■ Instructions to follow
Omit the images, then print each record below exactly as it reads.

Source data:
----

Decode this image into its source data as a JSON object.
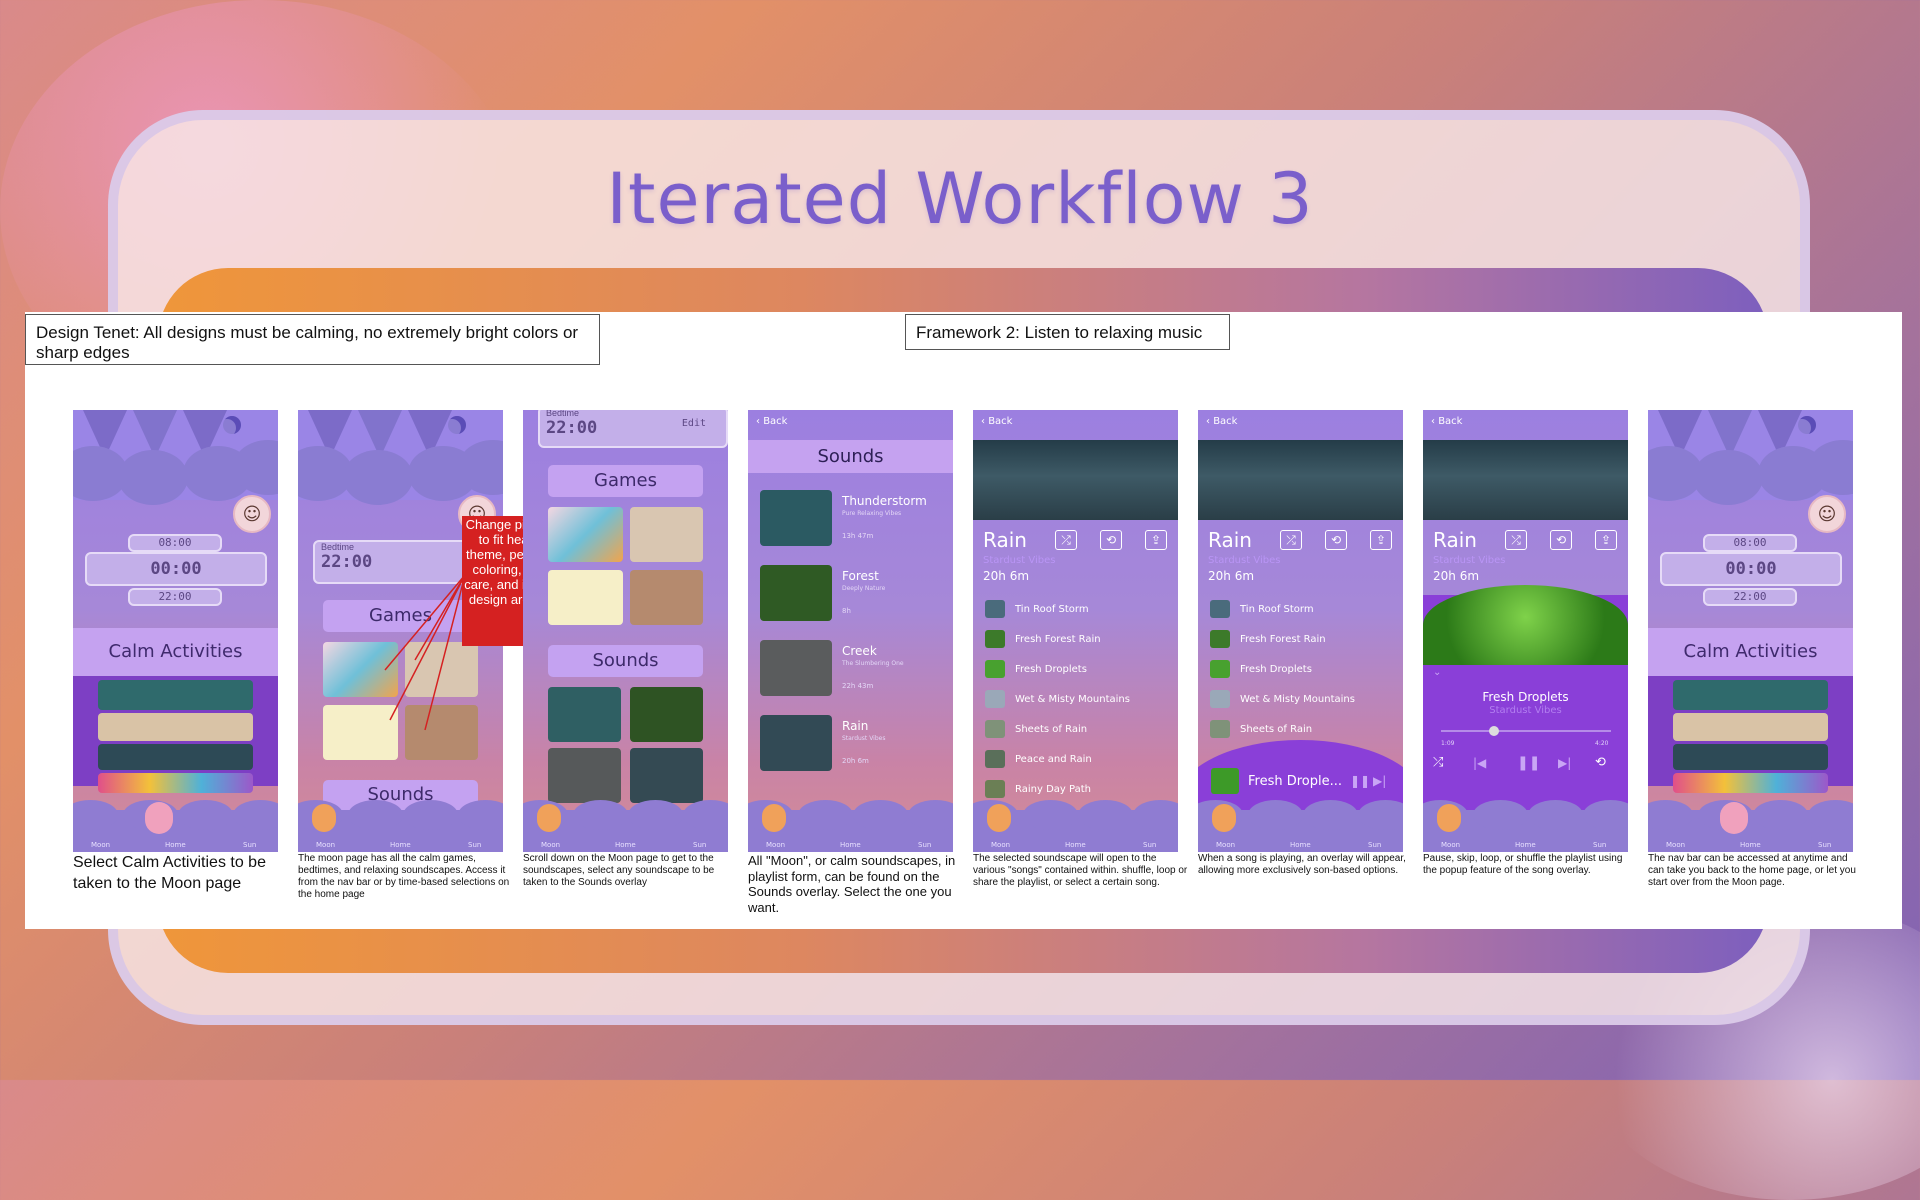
{
  "title": "Iterated Workflow 3",
  "notes": {
    "design_tenet": "Design Tenet: All designs must be calming, no extremely bright colors or sharp edges",
    "framework": "Framework 2: Listen to relaxing music",
    "red_note": "Change pictures to fit header theme, pet care, coloring, plant care, and interior design are ugly"
  },
  "nav": {
    "moon": "Moon",
    "home": "Home",
    "sun": "Sun"
  },
  "home_screen": {
    "alarm_time": "08:00",
    "clock": "00:00",
    "bed_time": "22:00",
    "calm_activities": "Calm Activities"
  },
  "moon_screen": {
    "bedtime_label": "Bedtime",
    "bedtime_value": "22:00",
    "edit": "Edit",
    "games": "Games",
    "sounds": "Sounds"
  },
  "sounds_screen": {
    "back": "Back",
    "header": "Sounds",
    "items": [
      {
        "title": "Thunderstorm",
        "artist": "Pure Relaxing Vibes",
        "duration": "13h 47m",
        "color": "#2b5a62"
      },
      {
        "title": "Forest",
        "artist": "Deeply Nature",
        "duration": "8h",
        "color": "#2f5a24"
      },
      {
        "title": "Creek",
        "artist": "The Slumbering One",
        "duration": "22h 43m",
        "color": "#5a5c5d"
      },
      {
        "title": "Rain",
        "artist": "Stardust Vibes",
        "duration": "20h 6m",
        "color": "#324a55"
      }
    ]
  },
  "playlist": {
    "back": "Back",
    "title": "Rain",
    "artist": "Stardust Vibes",
    "duration": "20h 6m",
    "songs": [
      {
        "name": "Tin Roof Storm",
        "color": "#4a6b7c"
      },
      {
        "name": "Fresh Forest Rain",
        "color": "#3c7a2a"
      },
      {
        "name": "Fresh Droplets",
        "color": "#48a12f"
      },
      {
        "name": "Wet & Misty Mountains",
        "color": "#9aa8b8"
      },
      {
        "name": "Sheets of Rain",
        "color": "#7f9279"
      },
      {
        "name": "Peace and Rain",
        "color": "#5a6f5a"
      },
      {
        "name": "Rainy Day Path",
        "color": "#6b7f55"
      }
    ]
  },
  "mini_player": {
    "song": "Fresh Drople..."
  },
  "now_playing": {
    "song": "Fresh Droplets",
    "artist": "Stardust Vibes",
    "elapsed": "1:09",
    "remaining": "4:20"
  },
  "captions": [
    "Select Calm Activities to be taken to the Moon page",
    "The moon page has all the calm games, bedtimes, and relaxing soundscapes. Access it from the nav bar or by time-based selections on the home page",
    "Scroll down on the Moon page to get to the soundscapes, select any soundscape to be taken to the Sounds overlay",
    "All \"Moon\", or calm soundscapes, in playlist form, can be found on the Sounds overlay. Select the one you want.",
    "The selected soundscape will open to the various \"songs\" contained within. shuffle, loop or share the playlist, or select a certain song.",
    "When a song is playing, an overlay will appear, allowing more exclusively son-based options.",
    "Pause, skip, loop, or shuffle the playlist using the popup feature of the song overlay.",
    "The nav bar can be accessed at anytime and can take you back to the home page, or let you start over from the Moon page."
  ]
}
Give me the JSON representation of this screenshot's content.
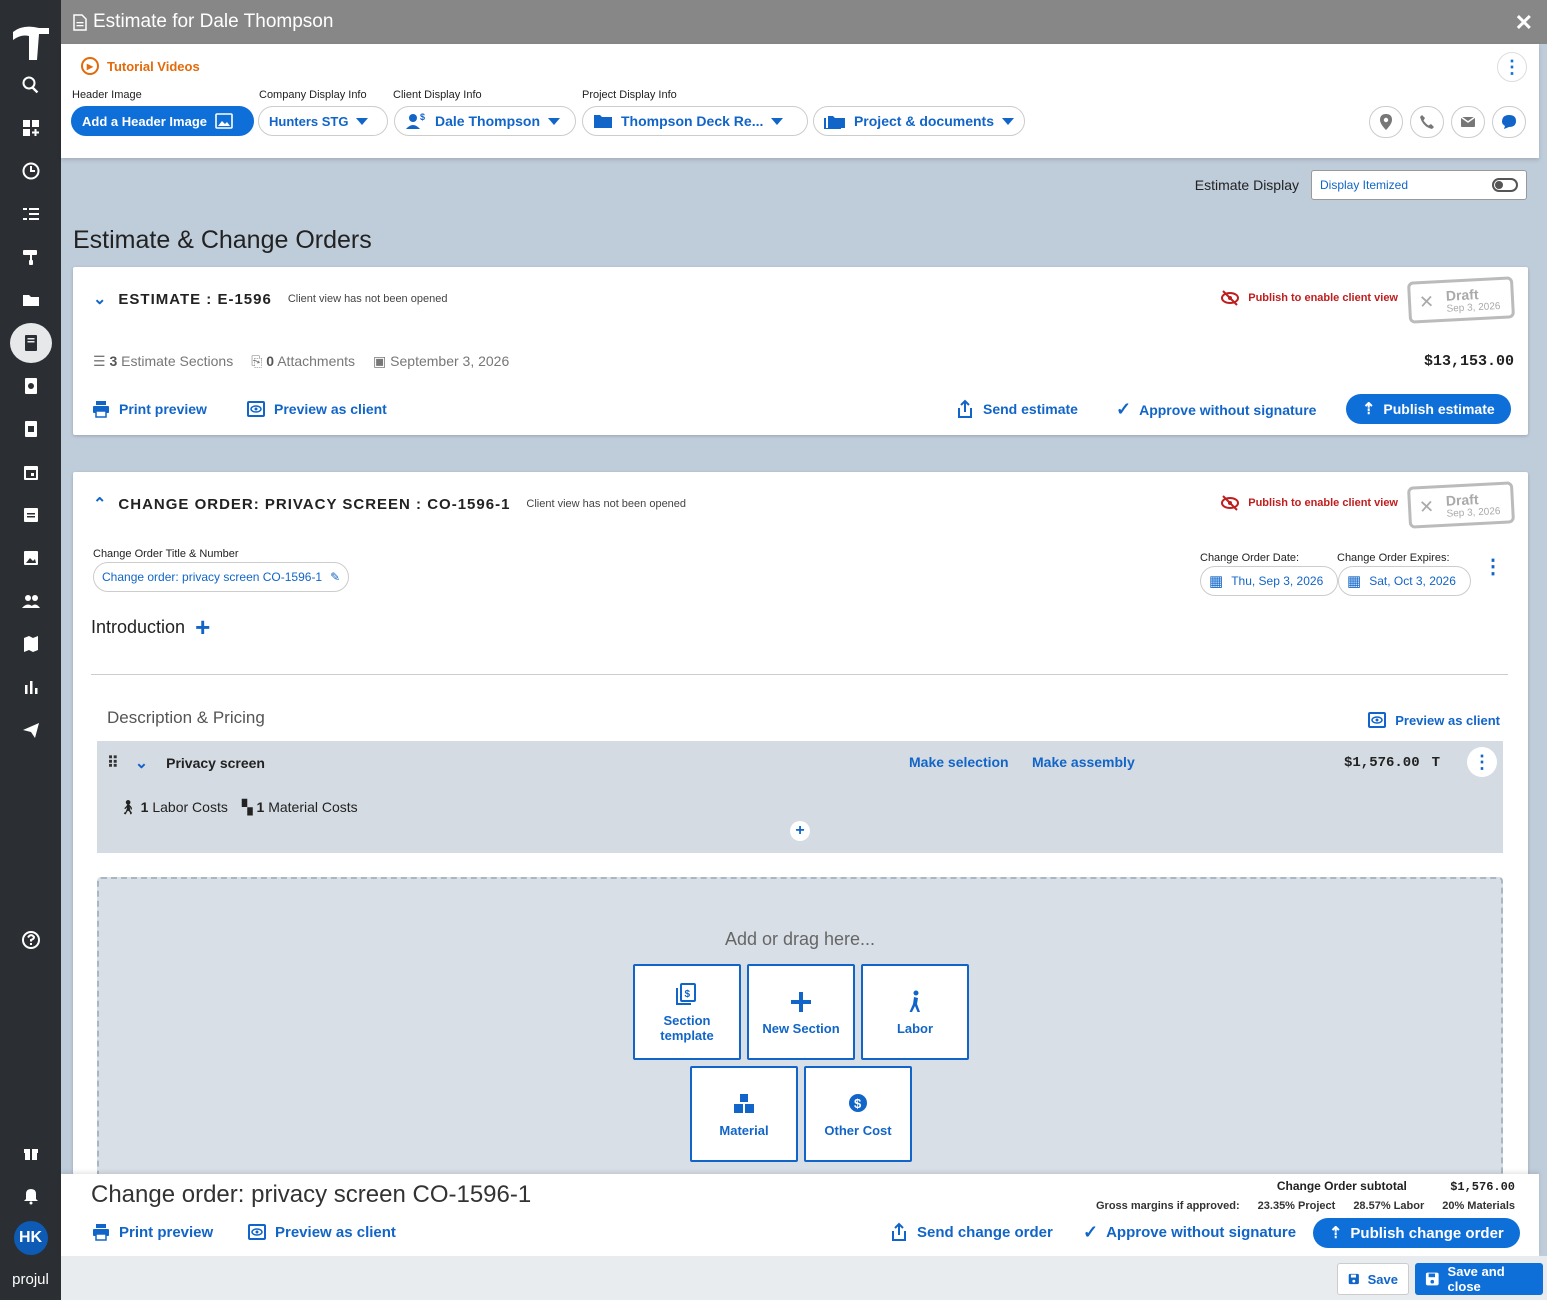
{
  "window": {
    "title": "Estimate for Dale Thompson"
  },
  "header": {
    "tutorial": "Tutorial Videos",
    "header_image_label": "Header Image",
    "header_image_btn": "Add a Header Image",
    "company_label": "Company Display Info",
    "company_value": "Hunters STG",
    "client_label": "Client Display Info",
    "client_value": "Dale Thompson",
    "project_label": "Project Display Info",
    "project_value": "Thompson Deck Re...",
    "documents_value": "Project & documents"
  },
  "display": {
    "label": "Estimate Display",
    "value": "Display Itemized"
  },
  "page_title": "Estimate & Change Orders",
  "estimate": {
    "title": "ESTIMATE : E-1596",
    "sub": "Client view has not been opened",
    "publish_warn": "Publish to enable client view",
    "stamp_status": "Draft",
    "stamp_date": "Sep 3, 2026",
    "sections_count": "3",
    "sections_label": "Estimate Sections",
    "attachments_count": "0",
    "attachments_label": "Attachments",
    "date": "September 3, 2026",
    "total": "$13,153.00",
    "print_preview": "Print preview",
    "preview_client": "Preview as client",
    "send": "Send estimate",
    "approve": "Approve without signature",
    "publish": "Publish estimate"
  },
  "change_order": {
    "title": "CHANGE ORDER: PRIVACY SCREEN : CO-1596-1",
    "sub": "Client view has not been opened",
    "publish_warn": "Publish to enable client view",
    "stamp_status": "Draft",
    "stamp_date": "Sep 3, 2026",
    "title_label": "Change Order Title & Number",
    "title_value": "Change order: privacy screen CO-1596-1",
    "date_label": "Change Order Date:",
    "date_value": "Thu, Sep 3, 2026",
    "expires_label": "Change Order Expires:",
    "expires_value": "Sat, Oct 3, 2026",
    "introduction": "Introduction",
    "desc_pricing": "Description & Pricing",
    "preview_client": "Preview as client",
    "section_name": "Privacy screen",
    "make_selection": "Make selection",
    "make_assembly": "Make assembly",
    "section_total": "$1,576.00",
    "tax_flag": "T",
    "labor_count": "1",
    "labor_label": "Labor Costs",
    "material_count": "1",
    "material_label": "Material Costs",
    "dropzone": "Add or drag here...",
    "tiles": {
      "section_template": "Section template",
      "new_section": "New Section",
      "labor": "Labor",
      "material": "Material",
      "other_cost": "Other Cost"
    }
  },
  "footer": {
    "title": "Change order: privacy screen CO-1596-1",
    "subtotal_label": "Change Order subtotal",
    "subtotal_value": "$1,576.00",
    "margins_label": "Gross margins if approved:",
    "margin_project": "23.35% Project",
    "margin_labor": "28.57% Labor",
    "margin_materials": "20% Materials",
    "print_preview": "Print preview",
    "preview_client": "Preview as client",
    "send": "Send change order",
    "approve": "Approve without signature",
    "publish": "Publish change order"
  },
  "bottom": {
    "save": "Save",
    "save_close": "Save and close"
  },
  "user": {
    "initials": "HK"
  },
  "brand": "projul",
  "colors": {
    "accent": "#0f6fd8",
    "warning": "#c01e1e",
    "tutorial": "#e36a0a"
  }
}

----

■ Finished exercise
Decode this image into its source data as a JSON object.
{
  "title": "Iterated Workflow 3",
  "notes": {
    "design_tenet": "Design Tenet: All designs must be calming, no extremely bright colors or sharp edges",
    "framework": "Framework 2: Listen to relaxing music",
    "red_note": "Change pictures to fit header theme, pet care, coloring, plant care, and interior design are ugly"
  },
  "nav": {
    "moon": "Moon",
    "home": "Home",
    "sun": "Sun"
  },
  "home_screen": {
    "alarm_time": "08:00",
    "clock": "00:00",
    "bed_time": "22:00",
    "calm_activities": "Calm Activities"
  },
  "moon_screen": {
    "bedtime_label": "Bedtime",
    "bedtime_value": "22:00",
    "edit": "Edit",
    "games": "Games",
    "sounds": "Sounds"
  },
  "sounds_screen": {
    "back": "Back",
    "header": "Sounds",
    "items": [
      {
        "title": "Thunderstorm",
        "artist": "Pure Relaxing Vibes",
        "duration": "13h 47m",
        "color": "#2b5a62"
      },
      {
        "title": "Forest",
        "artist": "Deeply Nature",
        "duration": "8h",
        "color": "#2f5a24"
      },
      {
        "title": "Creek",
        "artist": "The Slumbering One",
        "duration": "22h 43m",
        "color": "#5a5c5d"
      },
      {
        "title": "Rain",
        "artist": "Stardust Vibes",
        "duration": "20h 6m",
        "color": "#324a55"
      }
    ]
  },
  "playlist": {
    "back": "Back",
    "title": "Rain",
    "artist": "Stardust Vibes",
    "duration": "20h 6m",
    "songs": [
      {
        "name": "Tin Roof Storm",
        "color": "#4a6b7c"
      },
      {
        "name": "Fresh Forest Rain",
        "color": "#3c7a2a"
      },
      {
        "name": "Fresh Droplets",
        "color": "#48a12f"
      },
      {
        "name": "Wet & Misty Mountains",
        "color": "#9aa8b8"
      },
      {
        "name": "Sheets of Rain",
        "color": "#7f9279"
      },
      {
        "name": "Peace and Rain",
        "color": "#5a6f5a"
      },
      {
        "name": "Rainy Day Path",
        "color": "#6b7f55"
      }
    ]
  },
  "mini_player": {
    "song": "Fresh Drople..."
  },
  "now_playing": {
    "song": "Fresh Droplets",
    "artist": "Stardust Vibes",
    "elapsed": "1:09",
    "remaining": "4:20"
  },
  "captions": [
    "Select Calm Activities to be taken to the Moon page",
    "The moon page has all the calm games, bedtimes, and relaxing soundscapes. Access it from the nav bar or by time-based selections on the home page",
    "Scroll down on the Moon page to get to the soundscapes, select any soundscape to be taken to the Sounds overlay",
    "All \"Moon\", or calm soundscapes, in playlist form, can be found on the Sounds overlay. Select the one you want.",
    "The selected soundscape will open to the various \"songs\" contained within. shuffle, loop or share the playlist, or select a certain song.",
    "When a song is playing, an overlay will appear, allowing more exclusively son-based options.",
    "Pause, skip, loop, or shuffle the playlist using the popup feature of the song overlay.",
    "The nav bar can be accessed at anytime and can take you back to the home page, or let you start over from the Moon page."
  ]
}
Give me the JSON representation of this screenshot's content.
{
  "window": {
    "title": "Estimate for Dale Thompson"
  },
  "header": {
    "tutorial": "Tutorial Videos",
    "header_image_label": "Header Image",
    "header_image_btn": "Add a Header Image",
    "company_label": "Company Display Info",
    "company_value": "Hunters STG",
    "client_label": "Client Display Info",
    "client_value": "Dale Thompson",
    "project_label": "Project Display Info",
    "project_value": "Thompson Deck Re...",
    "documents_value": "Project & documents"
  },
  "display": {
    "label": "Estimate Display",
    "value": "Display Itemized"
  },
  "page_title": "Estimate & Change Orders",
  "estimate": {
    "title": "ESTIMATE : E-1596",
    "sub": "Client view has not been opened",
    "publish_warn": "Publish to enable client view",
    "stamp_status": "Draft",
    "stamp_date": "Sep 3, 2026",
    "sections_count": "3",
    "sections_label": "Estimate Sections",
    "attachments_count": "0",
    "attachments_label": "Attachments",
    "date": "September 3, 2026",
    "total": "$13,153.00",
    "print_preview": "Print preview",
    "preview_client": "Preview as client",
    "send": "Send estimate",
    "approve": "Approve without signature",
    "publish": "Publish estimate"
  },
  "change_order": {
    "title": "CHANGE ORDER: PRIVACY SCREEN : CO-1596-1",
    "sub": "Client view has not been opened",
    "publish_warn": "Publish to enable client view",
    "stamp_status": "Draft",
    "stamp_date": "Sep 3, 2026",
    "title_label": "Change Order Title & Number",
    "title_value": "Change order: privacy screen CO-1596-1",
    "date_label": "Change Order Date:",
    "date_value": "Thu, Sep 3, 2026",
    "expires_label": "Change Order Expires:",
    "expires_value": "Sat, Oct 3, 2026",
    "introduction": "Introduction",
    "desc_pricing": "Description & Pricing",
    "preview_client": "Preview as client",
    "section_name": "Privacy screen",
    "make_selection": "Make selection",
    "make_assembly": "Make assembly",
    "section_total": "$1,576.00",
    "tax_flag": "T",
    "labor_count": "1",
    "labor_label": "Labor Costs",
    "material_count": "1",
    "material_label": "Material Costs",
    "dropzone": "Add or drag here...",
    "tiles": {
      "section_template": "Section template",
      "new_section": "New Section",
      "labor": "Labor",
      "material": "Material",
      "other_cost": "Other Cost"
    }
  },
  "footer": {
    "title": "Change order: privacy screen CO-1596-1",
    "subtotal_label": "Change Order subtotal",
    "subtotal_value": "$1,576.00",
    "margins_label": "Gross margins if approved:",
    "margin_project": "23.35% Project",
    "margin_labor": "28.57% Labor",
    "margin_materials": "20% Materials",
    "print_preview": "Print preview",
    "preview_client": "Preview as client",
    "send": "Send change order",
    "approve": "Approve without signature",
    "publish": "Publish change order"
  },
  "bottom": {
    "save": "Save",
    "save_close": "Save and close"
  },
  "user": {
    "initials": "HK"
  },
  "brand": "projul",
  "colors": {
    "accent": "#0f6fd8",
    "warning": "#c01e1e",
    "tutorial": "#e36a0a"
  }
}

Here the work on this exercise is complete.